▶ _WRITTEN EXERCISE_
Reproduce every entry below precisely; do not include the pictures.

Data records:
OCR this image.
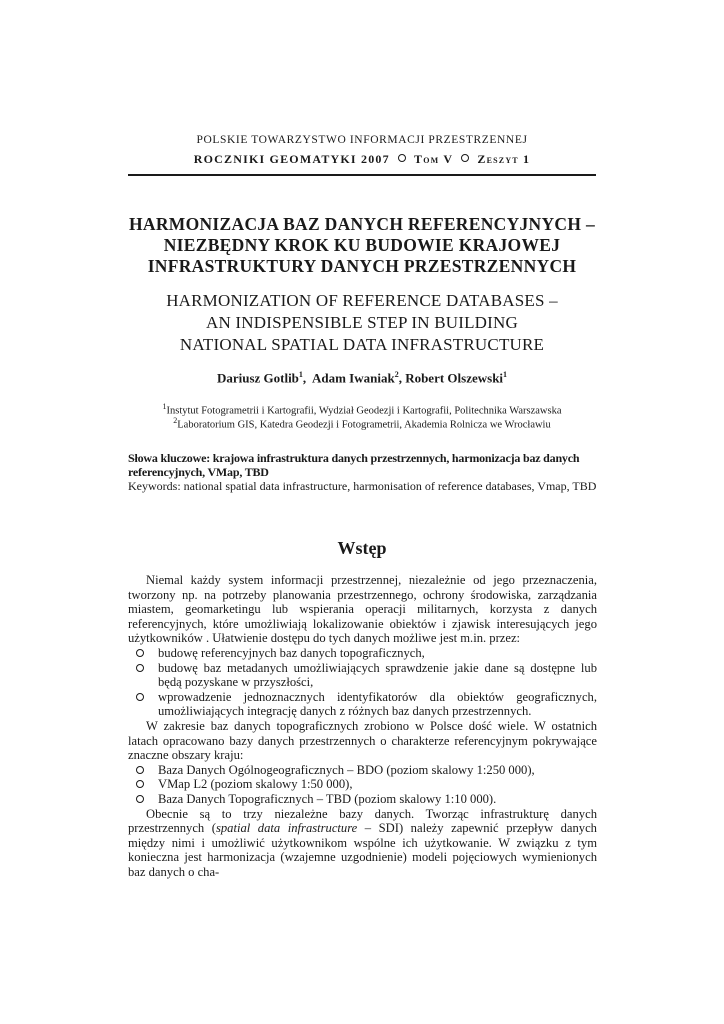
POLSKIE TOWARZYSTWO INFORMACJI PRZESTRZENNEJ
ROCZNIKI GEOMATYKI 2007 Tom V Zeszyt 1
HARMONIZACJA BAZ DANYCH REFERENCYJNYCH –
NIEZBĘDNY KROK KU BUDOWIE KRAJOWEJ
INFRASTRUKTURY DANYCH PRZESTRZENNYCH
HARMONIZATION OF REFERENCE DATABASES –
AN INDISPENSIBLE STEP IN BUILDING
NATIONAL SPATIAL DATA INFRASTRUCTURE
Dariusz Gotlib$^1$,  Adam Iwaniak$^2$, Robert Olszewski$^1$
$^1$Instytut Fotogrametrii i Kartografii, Wydział Geodezji i Kartografii, Politechnika Warszawska
$^2$Laboratorium GIS, Katedra Geodezji i Fotogrametrii, Akademia Rolnicza we Wrocławiu
Słowa kluczowe: krajowa infrastruktura danych przestrzennych, harmonizacja baz danych referencyjnych, VMap, TBD
Keywords: national spatial data infrastructure, harmonisation of reference databases, Vmap, TBD
Wstęp

Niemal każdy system informacji przestrzennej, niezależnie od jego przeznaczenia, tworzony np. na potrzeby planowania przestrzennego, ochrony środowiska, zarządzania miastem, geomarketingu lub wspierania operacji militarnych, korzysta z danych referencyjnych, które umożliwiają lokalizowanie obiektów i zjawisk interesujących jego użytkowników . Ułatwienie dostępu do tych danych możliwe jest m.in. przez:

budowę referencyjnych baz danych topograficznych,
budowę baz metadanych umożliwiających sprawdzenie jakie dane są dostępne lub będą pozyskane w przyszłości,
wprowadzenie jednoznacznych identyfikatorów dla obiektów geograficznych, umożliwiających integrację danych z różnych baz danych przestrzennych.

W zakresie baz danych topograficznych zrobiono w Polsce dość wiele. W ostatnich latach opracowano bazy danych przestrzennych o charakterze referencyjnym pokrywające znaczne obszary kraju:

Baza Danych Ogólnogeograficznych – BDO (poziom skalowy 1:250 000),
VMap L2 (poziom skalowy 1:50 000),
Baza Danych Topograficznych – TBD (poziom skalowy 1:10 000).

Obecnie są to trzy niezależne bazy danych. Tworząc infrastrukturę danych przestrzennych (spatial data infrastructure – SDI) należy zapewnić przepływ danych między nimi i umożliwić użytkownikom wspólne ich użytkowanie. W związku z tym konieczna jest harmonizacja (wzajemne uzgodnienie) modeli pojęciowych wymienionych baz danych o cha-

▶ _EXERCISE RESPONSE_
OCR this image.
POLSKIE TOWARZYSTWO INFORMACJI PRZESTRZENNEJ
ROCZNIKI GEOMATYKI 2007 Tom V Zeszyt 1
HARMONIZACJA BAZ DANYCH REFERENCYJNYCH –
NIEZBĘDNY KROK KU BUDOWIE KRAJOWEJ
INFRASTRUKTURY DANYCH PRZESTRZENNYCH
HARMONIZATION OF REFERENCE DATABASES –
AN INDISPENSIBLE STEP IN BUILDING
NATIONAL SPATIAL DATA INFRASTRUCTURE
Dariusz Gotlib$^1$,  Adam Iwaniak$^2$, Robert Olszewski$^1$
$^1$Instytut Fotogrametrii i Kartografii, Wydział Geodezji i Kartografii, Politechnika Warszawska
$^2$Laboratorium GIS, Katedra Geodezji i Fotogrametrii, Akademia Rolnicza we Wrocławiu
Słowa kluczowe: krajowa infrastruktura danych przestrzennych, harmonizacja baz danych referencyjnych, VMap, TBD
Keywords: national spatial data infrastructure, harmonisation of reference databases, Vmap, TBD
Wstęp

Niemal każdy system informacji przestrzennej, niezależnie od jego przeznaczenia, tworzony np. na potrzeby planowania przestrzennego, ochrony środowiska, zarządzania miastem, geomarketingu lub wspierania operacji militarnych, korzysta z danych referencyjnych, które umożliwiają lokalizowanie obiektów i zjawisk interesujących jego użytkowników . Ułatwienie dostępu do tych danych możliwe jest m.in. przez:

budowę referencyjnych baz danych topograficznych,
budowę baz metadanych umożliwiających sprawdzenie jakie dane są dostępne lub będą pozyskane w przyszłości,
wprowadzenie jednoznacznych identyfikatorów dla obiektów geograficznych, umożliwiających integrację danych z różnych baz danych przestrzennych.

W zakresie baz danych topograficznych zrobiono w Polsce dość wiele. W ostatnich latach opracowano bazy danych przestrzennych o charakterze referencyjnym pokrywające znaczne obszary kraju:

Baza Danych Ogólnogeograficznych – BDO (poziom skalowy 1:250 000),
VMap L2 (poziom skalowy 1:50 000),
Baza Danych Topograficznych – TBD (poziom skalowy 1:10 000).

Obecnie są to trzy niezależne bazy danych. Tworząc infrastrukturę danych przestrzennych (spatial data infrastructure – SDI) należy zapewnić przepływ danych między nimi i umożliwić użytkownikom wspólne ich użytkowanie. W związku z tym konieczna jest harmonizacja (wzajemne uzgodnienie) modeli pojęciowych wymienionych baz danych o cha-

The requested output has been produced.